What the task requires — Do not copy the pictures; transcribe all other material exactly.

*-*-*

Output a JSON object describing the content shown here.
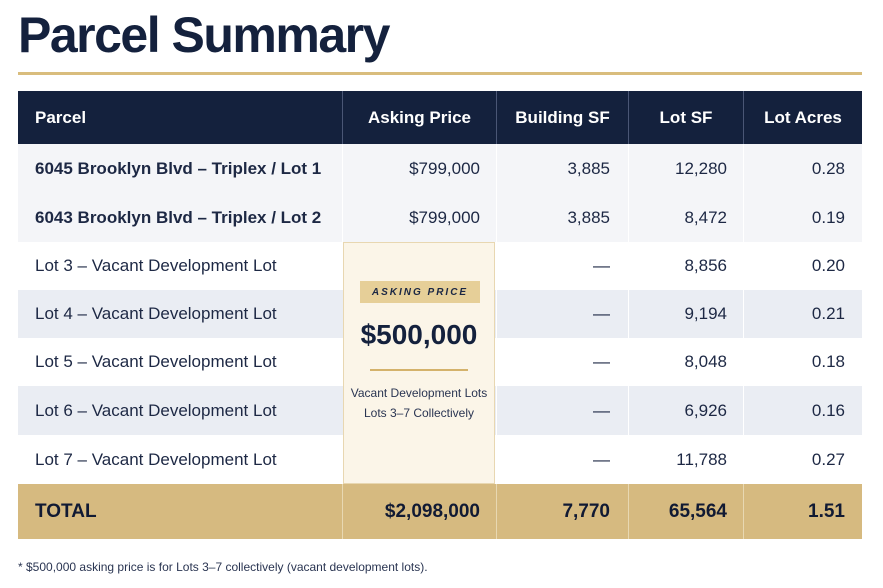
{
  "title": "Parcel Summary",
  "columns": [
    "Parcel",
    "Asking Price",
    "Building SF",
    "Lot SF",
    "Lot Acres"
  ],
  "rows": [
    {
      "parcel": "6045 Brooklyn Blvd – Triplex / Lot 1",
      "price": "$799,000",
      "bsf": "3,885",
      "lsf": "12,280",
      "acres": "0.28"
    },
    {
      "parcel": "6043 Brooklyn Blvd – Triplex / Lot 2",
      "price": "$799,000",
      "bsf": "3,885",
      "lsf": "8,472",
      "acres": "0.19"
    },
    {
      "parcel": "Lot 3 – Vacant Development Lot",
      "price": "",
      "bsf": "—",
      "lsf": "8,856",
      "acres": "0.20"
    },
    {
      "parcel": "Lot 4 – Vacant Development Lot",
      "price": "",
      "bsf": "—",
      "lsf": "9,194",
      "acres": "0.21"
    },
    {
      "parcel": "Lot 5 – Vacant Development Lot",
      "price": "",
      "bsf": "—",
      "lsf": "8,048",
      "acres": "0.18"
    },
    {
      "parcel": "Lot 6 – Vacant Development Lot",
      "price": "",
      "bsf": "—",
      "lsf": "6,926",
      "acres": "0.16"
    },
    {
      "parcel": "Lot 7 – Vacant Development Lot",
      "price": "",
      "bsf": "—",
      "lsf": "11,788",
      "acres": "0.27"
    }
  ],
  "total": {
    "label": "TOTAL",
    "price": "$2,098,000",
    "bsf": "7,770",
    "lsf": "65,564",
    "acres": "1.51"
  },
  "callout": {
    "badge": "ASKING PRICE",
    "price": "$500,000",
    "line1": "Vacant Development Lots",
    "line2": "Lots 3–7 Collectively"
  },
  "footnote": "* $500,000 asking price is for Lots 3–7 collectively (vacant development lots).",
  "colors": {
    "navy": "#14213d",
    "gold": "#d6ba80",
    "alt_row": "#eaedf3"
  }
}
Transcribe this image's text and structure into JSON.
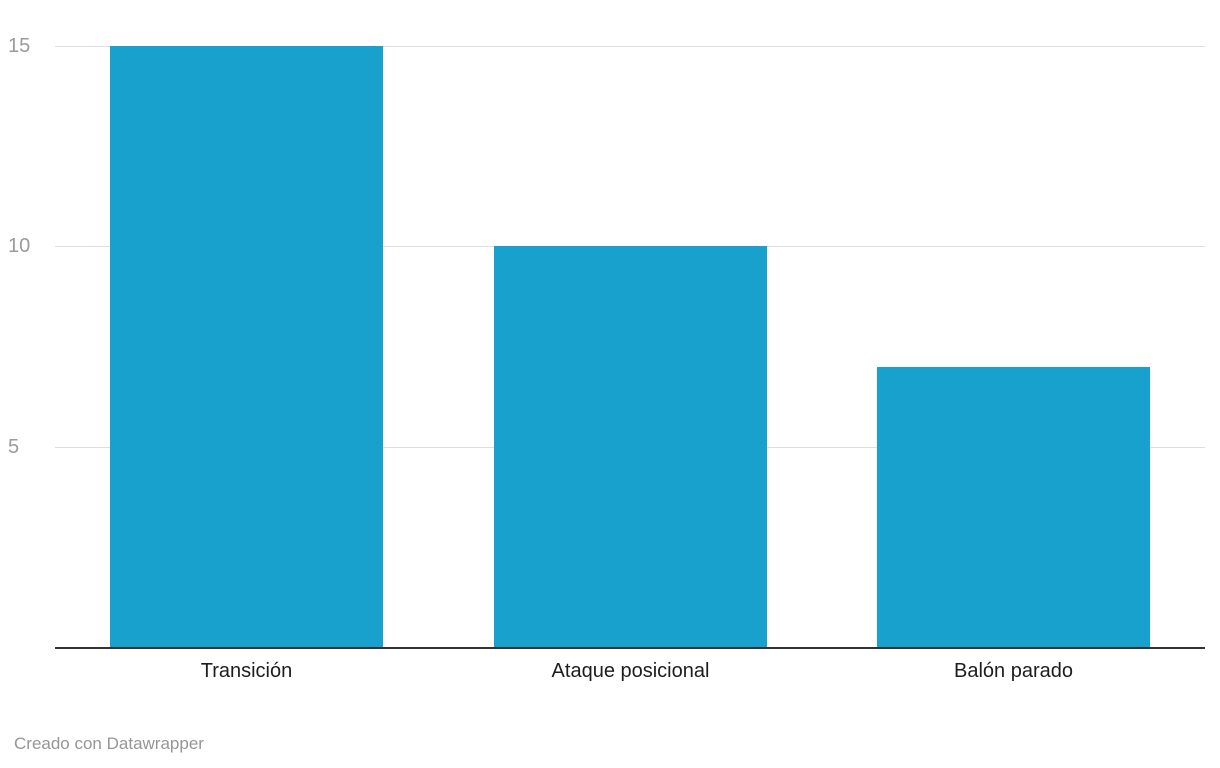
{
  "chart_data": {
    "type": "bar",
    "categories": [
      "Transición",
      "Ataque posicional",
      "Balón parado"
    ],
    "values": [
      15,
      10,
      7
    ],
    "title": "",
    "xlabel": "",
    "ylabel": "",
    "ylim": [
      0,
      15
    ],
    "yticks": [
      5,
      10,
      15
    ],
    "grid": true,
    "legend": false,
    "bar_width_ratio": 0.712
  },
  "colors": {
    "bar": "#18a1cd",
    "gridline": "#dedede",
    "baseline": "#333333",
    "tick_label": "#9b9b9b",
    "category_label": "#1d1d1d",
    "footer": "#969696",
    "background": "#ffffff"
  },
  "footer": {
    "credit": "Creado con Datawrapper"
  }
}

*-*-*

The answer —
Output a JSON object describing the content shown here.
{
  "title": "Parcel Summary",
  "columns": [
    "Parcel",
    "Asking Price",
    "Building SF",
    "Lot SF",
    "Lot Acres"
  ],
  "rows": [
    {
      "parcel": "6045 Brooklyn Blvd – Triplex / Lot 1",
      "price": "$799,000",
      "bsf": "3,885",
      "lsf": "12,280",
      "acres": "0.28"
    },
    {
      "parcel": "6043 Brooklyn Blvd – Triplex / Lot 2",
      "price": "$799,000",
      "bsf": "3,885",
      "lsf": "8,472",
      "acres": "0.19"
    },
    {
      "parcel": "Lot 3 – Vacant Development Lot",
      "price": "",
      "bsf": "—",
      "lsf": "8,856",
      "acres": "0.20"
    },
    {
      "parcel": "Lot 4 – Vacant Development Lot",
      "price": "",
      "bsf": "—",
      "lsf": "9,194",
      "acres": "0.21"
    },
    {
      "parcel": "Lot 5 – Vacant Development Lot",
      "price": "",
      "bsf": "—",
      "lsf": "8,048",
      "acres": "0.18"
    },
    {
      "parcel": "Lot 6 – Vacant Development Lot",
      "price": "",
      "bsf": "—",
      "lsf": "6,926",
      "acres": "0.16"
    },
    {
      "parcel": "Lot 7 – Vacant Development Lot",
      "price": "",
      "bsf": "—",
      "lsf": "11,788",
      "acres": "0.27"
    }
  ],
  "total": {
    "label": "TOTAL",
    "price": "$2,098,000",
    "bsf": "7,770",
    "lsf": "65,564",
    "acres": "1.51"
  },
  "callout": {
    "badge": "ASKING PRICE",
    "price": "$500,000",
    "line1": "Vacant Development Lots",
    "line2": "Lots 3–7 Collectively"
  },
  "footnote": "* $500,000 asking price is for Lots 3–7 collectively (vacant development lots).",
  "colors": {
    "navy": "#14213d",
    "gold": "#d6ba80",
    "alt_row": "#eaedf3"
  }
}
Transcribe this image's text and structure into JSON.
{
  "chart_data": {
    "type": "bar",
    "categories": [
      "Transición",
      "Ataque posicional",
      "Balón parado"
    ],
    "values": [
      15,
      10,
      7
    ],
    "title": "",
    "xlabel": "",
    "ylabel": "",
    "ylim": [
      0,
      15
    ],
    "yticks": [
      5,
      10,
      15
    ],
    "grid": true,
    "legend": false,
    "bar_width_ratio": 0.712
  },
  "colors": {
    "bar": "#18a1cd",
    "gridline": "#dedede",
    "baseline": "#333333",
    "tick_label": "#9b9b9b",
    "category_label": "#1d1d1d",
    "footer": "#969696",
    "background": "#ffffff"
  },
  "footer": {
    "credit": "Creado con Datawrapper"
  }
}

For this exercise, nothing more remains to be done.